What to work on:
Make an exact copy of the entries, and keep any pictures out of it.

+ + + + + + +

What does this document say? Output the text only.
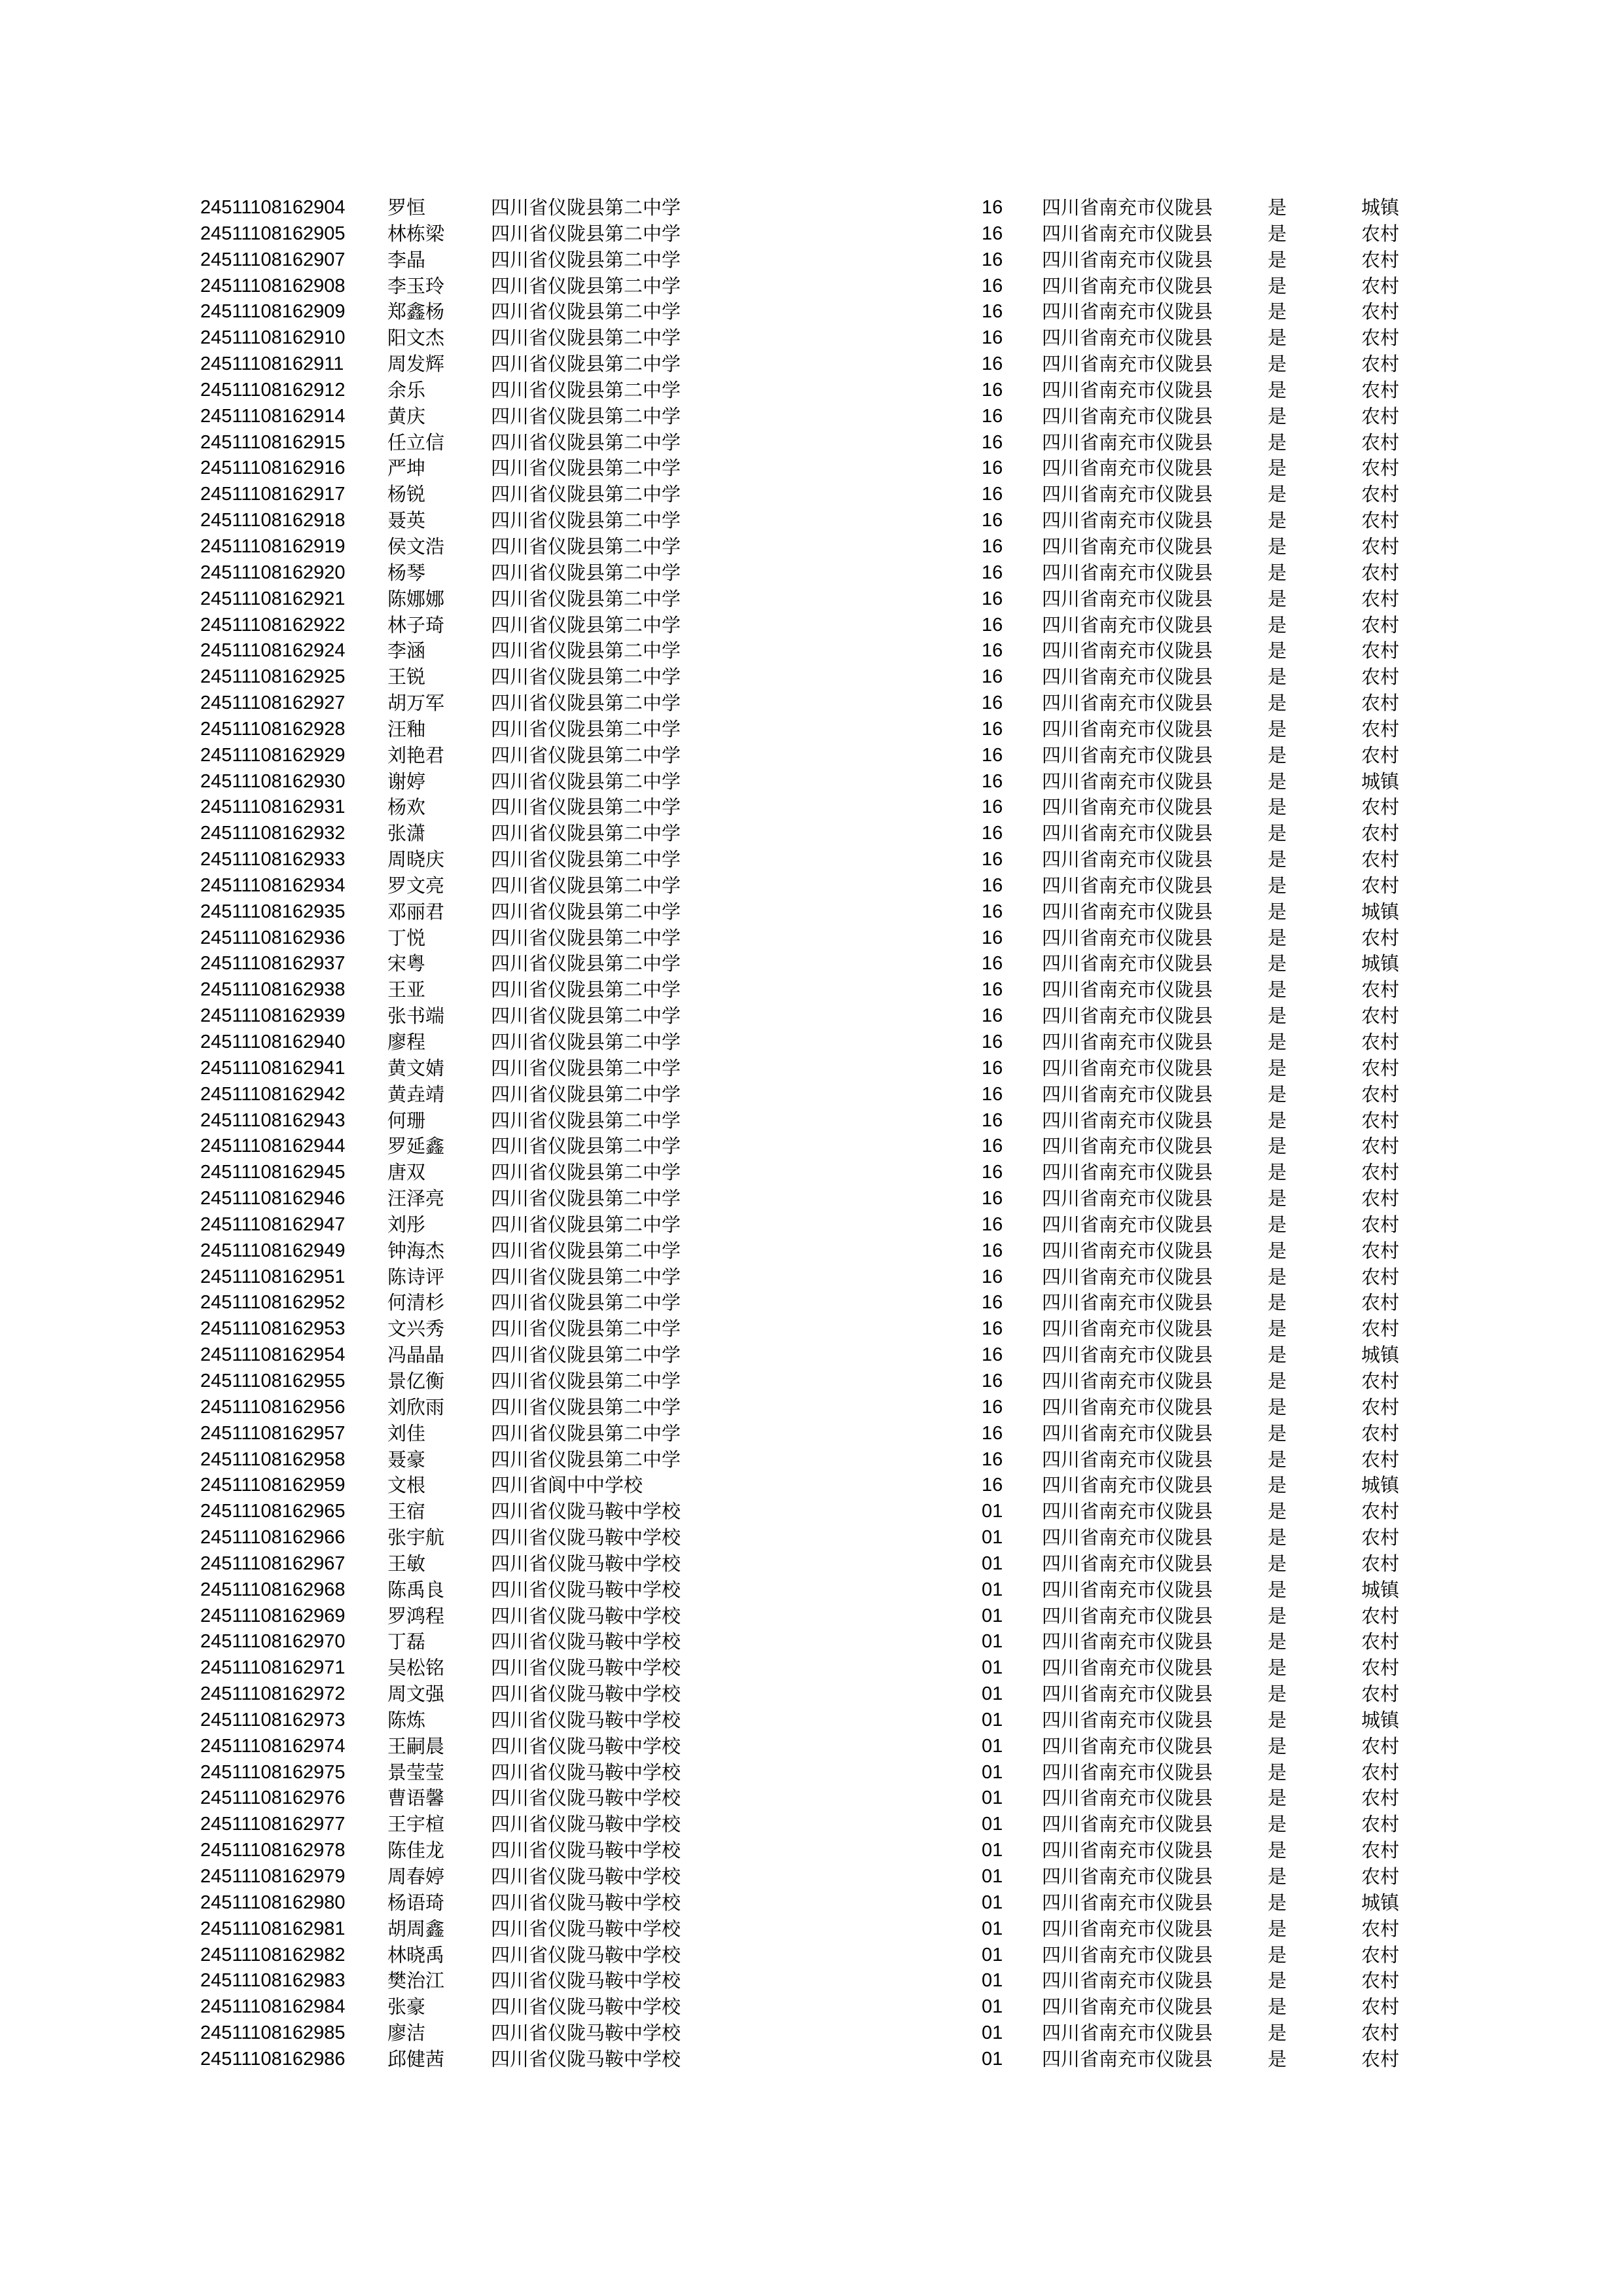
24511108162904	罗恒	四川省仪陇县第二中学	16	四川省南充市仪陇县	是	城镇
24511108162905	林栋梁	四川省仪陇县第二中学	16	四川省南充市仪陇县	是	农村
24511108162907	李晶	四川省仪陇县第二中学	16	四川省南充市仪陇县	是	农村
24511108162908	李玉玲	四川省仪陇县第二中学	16	四川省南充市仪陇县	是	农村
24511108162909	郑鑫杨	四川省仪陇县第二中学	16	四川省南充市仪陇县	是	农村
24511108162910	阳文杰	四川省仪陇县第二中学	16	四川省南充市仪陇县	是	农村
24511108162911	周发辉	四川省仪陇县第二中学	16	四川省南充市仪陇县	是	农村
24511108162912	余乐	四川省仪陇县第二中学	16	四川省南充市仪陇县	是	农村
24511108162914	黄庆	四川省仪陇县第二中学	16	四川省南充市仪陇县	是	农村
24511108162915	任立信	四川省仪陇县第二中学	16	四川省南充市仪陇县	是	农村
24511108162916	严坤	四川省仪陇县第二中学	16	四川省南充市仪陇县	是	农村
24511108162917	杨锐	四川省仪陇县第二中学	16	四川省南充市仪陇县	是	农村
24511108162918	聂英	四川省仪陇县第二中学	16	四川省南充市仪陇县	是	农村
24511108162919	侯文浩	四川省仪陇县第二中学	16	四川省南充市仪陇县	是	农村
24511108162920	杨琴	四川省仪陇县第二中学	16	四川省南充市仪陇县	是	农村
24511108162921	陈娜娜	四川省仪陇县第二中学	16	四川省南充市仪陇县	是	农村
24511108162922	林子琦	四川省仪陇县第二中学	16	四川省南充市仪陇县	是	农村
24511108162924	李涵	四川省仪陇县第二中学	16	四川省南充市仪陇县	是	农村
24511108162925	王锐	四川省仪陇县第二中学	16	四川省南充市仪陇县	是	农村
24511108162927	胡万军	四川省仪陇县第二中学	16	四川省南充市仪陇县	是	农村
24511108162928	汪釉	四川省仪陇县第二中学	16	四川省南充市仪陇县	是	农村
24511108162929	刘艳君	四川省仪陇县第二中学	16	四川省南充市仪陇县	是	农村
24511108162930	谢婷	四川省仪陇县第二中学	16	四川省南充市仪陇县	是	城镇
24511108162931	杨欢	四川省仪陇县第二中学	16	四川省南充市仪陇县	是	农村
24511108162932	张潇	四川省仪陇县第二中学	16	四川省南充市仪陇县	是	农村
24511108162933	周晓庆	四川省仪陇县第二中学	16	四川省南充市仪陇县	是	农村
24511108162934	罗文亮	四川省仪陇县第二中学	16	四川省南充市仪陇县	是	农村
24511108162935	邓丽君	四川省仪陇县第二中学	16	四川省南充市仪陇县	是	城镇
24511108162936	丁悦	四川省仪陇县第二中学	16	四川省南充市仪陇县	是	农村
24511108162937	宋粤	四川省仪陇县第二中学	16	四川省南充市仪陇县	是	城镇
24511108162938	王亚	四川省仪陇县第二中学	16	四川省南充市仪陇县	是	农村
24511108162939	张书端	四川省仪陇县第二中学	16	四川省南充市仪陇县	是	农村
24511108162940	廖程	四川省仪陇县第二中学	16	四川省南充市仪陇县	是	农村
24511108162941	黄文婧	四川省仪陇县第二中学	16	四川省南充市仪陇县	是	农村
24511108162942	黄垚靖	四川省仪陇县第二中学	16	四川省南充市仪陇县	是	农村
24511108162943	何珊	四川省仪陇县第二中学	16	四川省南充市仪陇县	是	农村
24511108162944	罗延鑫	四川省仪陇县第二中学	16	四川省南充市仪陇县	是	农村
24511108162945	唐双	四川省仪陇县第二中学	16	四川省南充市仪陇县	是	农村
24511108162946	汪泽亮	四川省仪陇县第二中学	16	四川省南充市仪陇县	是	农村
24511108162947	刘彤	四川省仪陇县第二中学	16	四川省南充市仪陇县	是	农村
24511108162949	钟海杰	四川省仪陇县第二中学	16	四川省南充市仪陇县	是	农村
24511108162951	陈诗评	四川省仪陇县第二中学	16	四川省南充市仪陇县	是	农村
24511108162952	何清杉	四川省仪陇县第二中学	16	四川省南充市仪陇县	是	农村
24511108162953	文兴秀	四川省仪陇县第二中学	16	四川省南充市仪陇县	是	农村
24511108162954	冯晶晶	四川省仪陇县第二中学	16	四川省南充市仪陇县	是	城镇
24511108162955	景亿衡	四川省仪陇县第二中学	16	四川省南充市仪陇县	是	农村
24511108162956	刘欣雨	四川省仪陇县第二中学	16	四川省南充市仪陇县	是	农村
24511108162957	刘佳	四川省仪陇县第二中学	16	四川省南充市仪陇县	是	农村
24511108162958	聂豪	四川省仪陇县第二中学	16	四川省南充市仪陇县	是	农村
24511108162959	文根	四川省阆中中学校	16	四川省南充市仪陇县	是	城镇
24511108162965	王宿	四川省仪陇马鞍中学校	01	四川省南充市仪陇县	是	农村
24511108162966	张宇航	四川省仪陇马鞍中学校	01	四川省南充市仪陇县	是	农村
24511108162967	王敏	四川省仪陇马鞍中学校	01	四川省南充市仪陇县	是	农村
24511108162968	陈禹良	四川省仪陇马鞍中学校	01	四川省南充市仪陇县	是	城镇
24511108162969	罗鸿程	四川省仪陇马鞍中学校	01	四川省南充市仪陇县	是	农村
24511108162970	丁磊	四川省仪陇马鞍中学校	01	四川省南充市仪陇县	是	农村
24511108162971	吴松铭	四川省仪陇马鞍中学校	01	四川省南充市仪陇县	是	农村
24511108162972	周文强	四川省仪陇马鞍中学校	01	四川省南充市仪陇县	是	农村
24511108162973	陈炼	四川省仪陇马鞍中学校	01	四川省南充市仪陇县	是	城镇
24511108162974	王嗣晨	四川省仪陇马鞍中学校	01	四川省南充市仪陇县	是	农村
24511108162975	景莹莹	四川省仪陇马鞍中学校	01	四川省南充市仪陇县	是	农村
24511108162976	曹语馨	四川省仪陇马鞍中学校	01	四川省南充市仪陇县	是	农村
24511108162977	王宇楦	四川省仪陇马鞍中学校	01	四川省南充市仪陇县	是	农村
24511108162978	陈佳龙	四川省仪陇马鞍中学校	01	四川省南充市仪陇县	是	农村
24511108162979	周春婷	四川省仪陇马鞍中学校	01	四川省南充市仪陇县	是	农村
24511108162980	杨语琦	四川省仪陇马鞍中学校	01	四川省南充市仪陇县	是	城镇
24511108162981	胡周鑫	四川省仪陇马鞍中学校	01	四川省南充市仪陇县	是	农村
24511108162982	林晓禹	四川省仪陇马鞍中学校	01	四川省南充市仪陇县	是	农村
24511108162983	樊治江	四川省仪陇马鞍中学校	01	四川省南充市仪陇县	是	农村
24511108162984	张豪	四川省仪陇马鞍中学校	01	四川省南充市仪陇县	是	农村
24511108162985	廖洁	四川省仪陇马鞍中学校	01	四川省南充市仪陇县	是	农村
24511108162986	邱健茜	四川省仪陇马鞍中学校	01	四川省南充市仪陇县	是	农村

+ + + + + + +

Expected answer:
What does this document say? Output the text only.
24511108162904	罗恒	四川省仪陇县第二中学	16	四川省南充市仪陇县	是	城镇
24511108162905	林栋梁	四川省仪陇县第二中学	16	四川省南充市仪陇县	是	农村
24511108162907	李晶	四川省仪陇县第二中学	16	四川省南充市仪陇县	是	农村
24511108162908	李玉玲	四川省仪陇县第二中学	16	四川省南充市仪陇县	是	农村
24511108162909	郑鑫杨	四川省仪陇县第二中学	16	四川省南充市仪陇县	是	农村
24511108162910	阳文杰	四川省仪陇县第二中学	16	四川省南充市仪陇县	是	农村
24511108162911	周发辉	四川省仪陇县第二中学	16	四川省南充市仪陇县	是	农村
24511108162912	余乐	四川省仪陇县第二中学	16	四川省南充市仪陇县	是	农村
24511108162914	黄庆	四川省仪陇县第二中学	16	四川省南充市仪陇县	是	农村
24511108162915	任立信	四川省仪陇县第二中学	16	四川省南充市仪陇县	是	农村
24511108162916	严坤	四川省仪陇县第二中学	16	四川省南充市仪陇县	是	农村
24511108162917	杨锐	四川省仪陇县第二中学	16	四川省南充市仪陇县	是	农村
24511108162918	聂英	四川省仪陇县第二中学	16	四川省南充市仪陇县	是	农村
24511108162919	侯文浩	四川省仪陇县第二中学	16	四川省南充市仪陇县	是	农村
24511108162920	杨琴	四川省仪陇县第二中学	16	四川省南充市仪陇县	是	农村
24511108162921	陈娜娜	四川省仪陇县第二中学	16	四川省南充市仪陇县	是	农村
24511108162922	林子琦	四川省仪陇县第二中学	16	四川省南充市仪陇县	是	农村
24511108162924	李涵	四川省仪陇县第二中学	16	四川省南充市仪陇县	是	农村
24511108162925	王锐	四川省仪陇县第二中学	16	四川省南充市仪陇县	是	农村
24511108162927	胡万军	四川省仪陇县第二中学	16	四川省南充市仪陇县	是	农村
24511108162928	汪釉	四川省仪陇县第二中学	16	四川省南充市仪陇县	是	农村
24511108162929	刘艳君	四川省仪陇县第二中学	16	四川省南充市仪陇县	是	农村
24511108162930	谢婷	四川省仪陇县第二中学	16	四川省南充市仪陇县	是	城镇
24511108162931	杨欢	四川省仪陇县第二中学	16	四川省南充市仪陇县	是	农村
24511108162932	张潇	四川省仪陇县第二中学	16	四川省南充市仪陇县	是	农村
24511108162933	周晓庆	四川省仪陇县第二中学	16	四川省南充市仪陇县	是	农村
24511108162934	罗文亮	四川省仪陇县第二中学	16	四川省南充市仪陇县	是	农村
24511108162935	邓丽君	四川省仪陇县第二中学	16	四川省南充市仪陇县	是	城镇
24511108162936	丁悦	四川省仪陇县第二中学	16	四川省南充市仪陇县	是	农村
24511108162937	宋粤	四川省仪陇县第二中学	16	四川省南充市仪陇县	是	城镇
24511108162938	王亚	四川省仪陇县第二中学	16	四川省南充市仪陇县	是	农村
24511108162939	张书端	四川省仪陇县第二中学	16	四川省南充市仪陇县	是	农村
24511108162940	廖程	四川省仪陇县第二中学	16	四川省南充市仪陇县	是	农村
24511108162941	黄文婧	四川省仪陇县第二中学	16	四川省南充市仪陇县	是	农村
24511108162942	黄垚靖	四川省仪陇县第二中学	16	四川省南充市仪陇县	是	农村
24511108162943	何珊	四川省仪陇县第二中学	16	四川省南充市仪陇县	是	农村
24511108162944	罗延鑫	四川省仪陇县第二中学	16	四川省南充市仪陇县	是	农村
24511108162945	唐双	四川省仪陇县第二中学	16	四川省南充市仪陇县	是	农村
24511108162946	汪泽亮	四川省仪陇县第二中学	16	四川省南充市仪陇县	是	农村
24511108162947	刘彤	四川省仪陇县第二中学	16	四川省南充市仪陇县	是	农村
24511108162949	钟海杰	四川省仪陇县第二中学	16	四川省南充市仪陇县	是	农村
24511108162951	陈诗评	四川省仪陇县第二中学	16	四川省南充市仪陇县	是	农村
24511108162952	何清杉	四川省仪陇县第二中学	16	四川省南充市仪陇县	是	农村
24511108162953	文兴秀	四川省仪陇县第二中学	16	四川省南充市仪陇县	是	农村
24511108162954	冯晶晶	四川省仪陇县第二中学	16	四川省南充市仪陇县	是	城镇
24511108162955	景亿衡	四川省仪陇县第二中学	16	四川省南充市仪陇县	是	农村
24511108162956	刘欣雨	四川省仪陇县第二中学	16	四川省南充市仪陇县	是	农村
24511108162957	刘佳	四川省仪陇县第二中学	16	四川省南充市仪陇县	是	农村
24511108162958	聂豪	四川省仪陇县第二中学	16	四川省南充市仪陇县	是	农村
24511108162959	文根	四川省阆中中学校	16	四川省南充市仪陇县	是	城镇
24511108162965	王宿	四川省仪陇马鞍中学校	01	四川省南充市仪陇县	是	农村
24511108162966	张宇航	四川省仪陇马鞍中学校	01	四川省南充市仪陇县	是	农村
24511108162967	王敏	四川省仪陇马鞍中学校	01	四川省南充市仪陇县	是	农村
24511108162968	陈禹良	四川省仪陇马鞍中学校	01	四川省南充市仪陇县	是	城镇
24511108162969	罗鸿程	四川省仪陇马鞍中学校	01	四川省南充市仪陇县	是	农村
24511108162970	丁磊	四川省仪陇马鞍中学校	01	四川省南充市仪陇县	是	农村
24511108162971	吴松铭	四川省仪陇马鞍中学校	01	四川省南充市仪陇县	是	农村
24511108162972	周文强	四川省仪陇马鞍中学校	01	四川省南充市仪陇县	是	农村
24511108162973	陈炼	四川省仪陇马鞍中学校	01	四川省南充市仪陇县	是	城镇
24511108162974	王嗣晨	四川省仪陇马鞍中学校	01	四川省南充市仪陇县	是	农村
24511108162975	景莹莹	四川省仪陇马鞍中学校	01	四川省南充市仪陇县	是	农村
24511108162976	曹语馨	四川省仪陇马鞍中学校	01	四川省南充市仪陇县	是	农村
24511108162977	王宇楦	四川省仪陇马鞍中学校	01	四川省南充市仪陇县	是	农村
24511108162978	陈佳龙	四川省仪陇马鞍中学校	01	四川省南充市仪陇县	是	农村
24511108162979	周春婷	四川省仪陇马鞍中学校	01	四川省南充市仪陇县	是	农村
24511108162980	杨语琦	四川省仪陇马鞍中学校	01	四川省南充市仪陇县	是	城镇
24511108162981	胡周鑫	四川省仪陇马鞍中学校	01	四川省南充市仪陇县	是	农村
24511108162982	林晓禹	四川省仪陇马鞍中学校	01	四川省南充市仪陇县	是	农村
24511108162983	樊治江	四川省仪陇马鞍中学校	01	四川省南充市仪陇县	是	农村
24511108162984	张豪	四川省仪陇马鞍中学校	01	四川省南充市仪陇县	是	农村
24511108162985	廖洁	四川省仪陇马鞍中学校	01	四川省南充市仪陇县	是	农村
24511108162986	邱健茜	四川省仪陇马鞍中学校	01	四川省南充市仪陇县	是	农村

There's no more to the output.